PROBLEM STATEMENT:
Each entry in the listing below should be restated word for word.

[Collected data entries]
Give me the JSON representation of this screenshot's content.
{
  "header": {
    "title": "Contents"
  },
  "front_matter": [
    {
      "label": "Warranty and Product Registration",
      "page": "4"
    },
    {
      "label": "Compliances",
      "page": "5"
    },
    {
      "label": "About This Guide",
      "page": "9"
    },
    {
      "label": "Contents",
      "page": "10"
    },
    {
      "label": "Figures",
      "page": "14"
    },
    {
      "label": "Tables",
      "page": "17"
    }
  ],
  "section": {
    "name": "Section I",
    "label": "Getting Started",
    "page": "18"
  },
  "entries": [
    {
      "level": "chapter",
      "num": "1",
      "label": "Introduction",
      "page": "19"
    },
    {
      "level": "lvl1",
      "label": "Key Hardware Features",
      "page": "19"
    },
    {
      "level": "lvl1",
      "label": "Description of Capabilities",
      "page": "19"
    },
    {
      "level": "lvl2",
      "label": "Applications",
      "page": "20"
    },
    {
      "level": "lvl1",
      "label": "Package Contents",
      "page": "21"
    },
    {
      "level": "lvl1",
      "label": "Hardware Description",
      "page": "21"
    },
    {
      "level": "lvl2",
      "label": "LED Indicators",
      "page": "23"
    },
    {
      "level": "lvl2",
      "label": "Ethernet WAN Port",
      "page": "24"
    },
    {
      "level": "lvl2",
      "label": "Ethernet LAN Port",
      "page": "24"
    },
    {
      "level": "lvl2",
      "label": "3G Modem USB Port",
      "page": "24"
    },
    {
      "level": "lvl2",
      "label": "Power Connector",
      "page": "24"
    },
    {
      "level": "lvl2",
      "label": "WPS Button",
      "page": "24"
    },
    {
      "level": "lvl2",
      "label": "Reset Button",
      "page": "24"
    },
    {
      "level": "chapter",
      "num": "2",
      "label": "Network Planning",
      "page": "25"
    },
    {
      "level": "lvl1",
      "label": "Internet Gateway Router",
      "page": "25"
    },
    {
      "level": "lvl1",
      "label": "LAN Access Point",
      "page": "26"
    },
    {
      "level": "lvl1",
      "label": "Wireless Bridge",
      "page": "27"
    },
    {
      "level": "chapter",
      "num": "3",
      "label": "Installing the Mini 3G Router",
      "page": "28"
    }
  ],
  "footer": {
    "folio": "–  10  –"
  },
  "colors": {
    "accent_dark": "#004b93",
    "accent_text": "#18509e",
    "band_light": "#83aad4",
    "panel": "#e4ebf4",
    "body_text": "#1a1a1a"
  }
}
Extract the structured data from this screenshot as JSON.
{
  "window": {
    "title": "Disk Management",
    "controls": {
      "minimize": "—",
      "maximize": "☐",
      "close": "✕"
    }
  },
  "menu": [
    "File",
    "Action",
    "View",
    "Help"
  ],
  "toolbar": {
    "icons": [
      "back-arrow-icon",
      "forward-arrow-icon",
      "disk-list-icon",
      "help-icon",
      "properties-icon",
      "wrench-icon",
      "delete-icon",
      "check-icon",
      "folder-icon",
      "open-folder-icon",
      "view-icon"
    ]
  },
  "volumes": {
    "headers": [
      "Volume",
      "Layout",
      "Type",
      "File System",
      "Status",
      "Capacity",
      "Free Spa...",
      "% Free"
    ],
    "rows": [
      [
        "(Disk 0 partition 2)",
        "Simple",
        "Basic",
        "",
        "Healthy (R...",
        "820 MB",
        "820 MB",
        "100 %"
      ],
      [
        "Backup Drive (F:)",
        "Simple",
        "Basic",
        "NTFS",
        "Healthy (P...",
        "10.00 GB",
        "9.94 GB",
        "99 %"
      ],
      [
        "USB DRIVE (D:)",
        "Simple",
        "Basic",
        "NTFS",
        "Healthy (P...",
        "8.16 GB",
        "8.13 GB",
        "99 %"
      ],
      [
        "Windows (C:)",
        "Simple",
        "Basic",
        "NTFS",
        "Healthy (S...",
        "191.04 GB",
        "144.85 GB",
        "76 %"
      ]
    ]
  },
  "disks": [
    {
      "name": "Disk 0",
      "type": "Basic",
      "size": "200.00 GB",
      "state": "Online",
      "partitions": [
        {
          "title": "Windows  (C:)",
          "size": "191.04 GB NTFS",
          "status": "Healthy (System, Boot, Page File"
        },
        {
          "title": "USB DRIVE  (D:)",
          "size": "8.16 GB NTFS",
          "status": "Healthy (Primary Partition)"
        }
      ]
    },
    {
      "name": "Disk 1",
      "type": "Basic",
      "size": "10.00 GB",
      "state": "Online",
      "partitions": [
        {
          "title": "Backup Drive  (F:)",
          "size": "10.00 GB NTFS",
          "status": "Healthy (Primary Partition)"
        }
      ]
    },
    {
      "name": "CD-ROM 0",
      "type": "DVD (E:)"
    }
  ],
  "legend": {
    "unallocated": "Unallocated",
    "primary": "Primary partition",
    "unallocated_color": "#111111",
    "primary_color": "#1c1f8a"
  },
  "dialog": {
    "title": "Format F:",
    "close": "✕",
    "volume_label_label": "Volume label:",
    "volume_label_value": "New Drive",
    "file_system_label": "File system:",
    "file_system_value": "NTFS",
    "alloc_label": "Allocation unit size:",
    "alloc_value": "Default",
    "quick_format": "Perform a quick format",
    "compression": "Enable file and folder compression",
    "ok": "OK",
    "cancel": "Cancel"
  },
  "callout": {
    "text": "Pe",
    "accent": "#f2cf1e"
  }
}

TASK OUTPUT:
Give me the JSON representation of this screenshot's content.
{
  "header": {
    "title": "Contents"
  },
  "front_matter": [
    {
      "label": "Warranty and Product Registration",
      "page": "4"
    },
    {
      "label": "Compliances",
      "page": "5"
    },
    {
      "label": "About This Guide",
      "page": "9"
    },
    {
      "label": "Contents",
      "page": "10"
    },
    {
      "label": "Figures",
      "page": "14"
    },
    {
      "label": "Tables",
      "page": "17"
    }
  ],
  "section": {
    "name": "Section I",
    "label": "Getting Started",
    "page": "18"
  },
  "entries": [
    {
      "level": "chapter",
      "num": "1",
      "label": "Introduction",
      "page": "19"
    },
    {
      "level": "lvl1",
      "label": "Key Hardware Features",
      "page": "19"
    },
    {
      "level": "lvl1",
      "label": "Description of Capabilities",
      "page": "19"
    },
    {
      "level": "lvl2",
      "label": "Applications",
      "page": "20"
    },
    {
      "level": "lvl1",
      "label": "Package Contents",
      "page": "21"
    },
    {
      "level": "lvl1",
      "label": "Hardware Description",
      "page": "21"
    },
    {
      "level": "lvl2",
      "label": "LED Indicators",
      "page": "23"
    },
    {
      "level": "lvl2",
      "label": "Ethernet WAN Port",
      "page": "24"
    },
    {
      "level": "lvl2",
      "label": "Ethernet LAN Port",
      "page": "24"
    },
    {
      "level": "lvl2",
      "label": "3G Modem USB Port",
      "page": "24"
    },
    {
      "level": "lvl2",
      "label": "Power Connector",
      "page": "24"
    },
    {
      "level": "lvl2",
      "label": "WPS Button",
      "page": "24"
    },
    {
      "level": "lvl2",
      "label": "Reset Button",
      "page": "24"
    },
    {
      "level": "chapter",
      "num": "2",
      "label": "Network Planning",
      "page": "25"
    },
    {
      "level": "lvl1",
      "label": "Internet Gateway Router",
      "page": "25"
    },
    {
      "level": "lvl1",
      "label": "LAN Access Point",
      "page": "26"
    },
    {
      "level": "lvl1",
      "label": "Wireless Bridge",
      "page": "27"
    },
    {
      "level": "chapter",
      "num": "3",
      "label": "Installing the Mini 3G Router",
      "page": "28"
    }
  ],
  "footer": {
    "folio": "–  10  –"
  },
  "colors": {
    "accent_dark": "#004b93",
    "accent_text": "#18509e",
    "band_light": "#83aad4",
    "panel": "#e4ebf4",
    "body_text": "#1a1a1a"
  }
}
Extract the structured data from this screenshot as JSON.
{
  "window": {
    "title": "Disk Management",
    "controls": {
      "minimize": "—",
      "maximize": "☐",
      "close": "✕"
    }
  },
  "menu": [
    "File",
    "Action",
    "View",
    "Help"
  ],
  "toolbar": {
    "icons": [
      "back-arrow-icon",
      "forward-arrow-icon",
      "disk-list-icon",
      "help-icon",
      "properties-icon",
      "wrench-icon",
      "delete-icon",
      "check-icon",
      "folder-icon",
      "open-folder-icon",
      "view-icon"
    ]
  },
  "volumes": {
    "headers": [
      "Volume",
      "Layout",
      "Type",
      "File System",
      "Status",
      "Capacity",
      "Free Spa...",
      "% Free"
    ],
    "rows": [
      [
        "(Disk 0 partition 2)",
        "Simple",
        "Basic",
        "",
        "Healthy (R...",
        "820 MB",
        "820 MB",
        "100 %"
      ],
      [
        "Backup Drive (F:)",
        "Simple",
        "Basic",
        "NTFS",
        "Healthy (P...",
        "10.00 GB",
        "9.94 GB",
        "99 %"
      ],
      [
        "USB DRIVE (D:)",
        "Simple",
        "Basic",
        "NTFS",
        "Healthy (P...",
        "8.16 GB",
        "8.13 GB",
        "99 %"
      ],
      [
        "Windows (C:)",
        "Simple",
        "Basic",
        "NTFS",
        "Healthy (S...",
        "191.04 GB",
        "144.85 GB",
        "76 %"
      ]
    ]
  },
  "disks": [
    {
      "name": "Disk 0",
      "type": "Basic",
      "size": "200.00 GB",
      "state": "Online",
      "partitions": [
        {
          "title": "Windows  (C:)",
          "size": "191.04 GB NTFS",
          "status": "Healthy (System, Boot, Page File"
        },
        {
          "title": "USB DRIVE  (D:)",
          "size": "8.16 GB NTFS",
          "status": "Healthy (Primary Partition)"
        }
      ]
    },
    {
      "name": "Disk 1",
      "type": "Basic",
      "size": "10.00 GB",
      "state": "Online",
      "partitions": [
        {
          "title": "Backup Drive  (F:)",
          "size": "10.00 GB NTFS",
          "status": "Healthy (Primary Partition)"
        }
      ]
    },
    {
      "name": "CD-ROM 0",
      "type": "DVD (E:)"
    }
  ],
  "legend": {
    "unallocated": "Unallocated",
    "primary": "Primary partition",
    "unallocated_color": "#111111",
    "primary_color": "#1c1f8a"
  },
  "dialog": {
    "title": "Format F:",
    "close": "✕",
    "volume_label_label": "Volume label:",
    "volume_label_value": "New Drive",
    "file_system_label": "File system:",
    "file_system_value": "NTFS",
    "alloc_label": "Allocation unit size:",
    "alloc_value": "Default",
    "quick_format": "Perform a quick format",
    "compression": "Enable file and folder compression",
    "ok": "OK",
    "cancel": "Cancel"
  },
  "callout": {
    "text": "Pe",
    "accent": "#f2cf1e"
  }
}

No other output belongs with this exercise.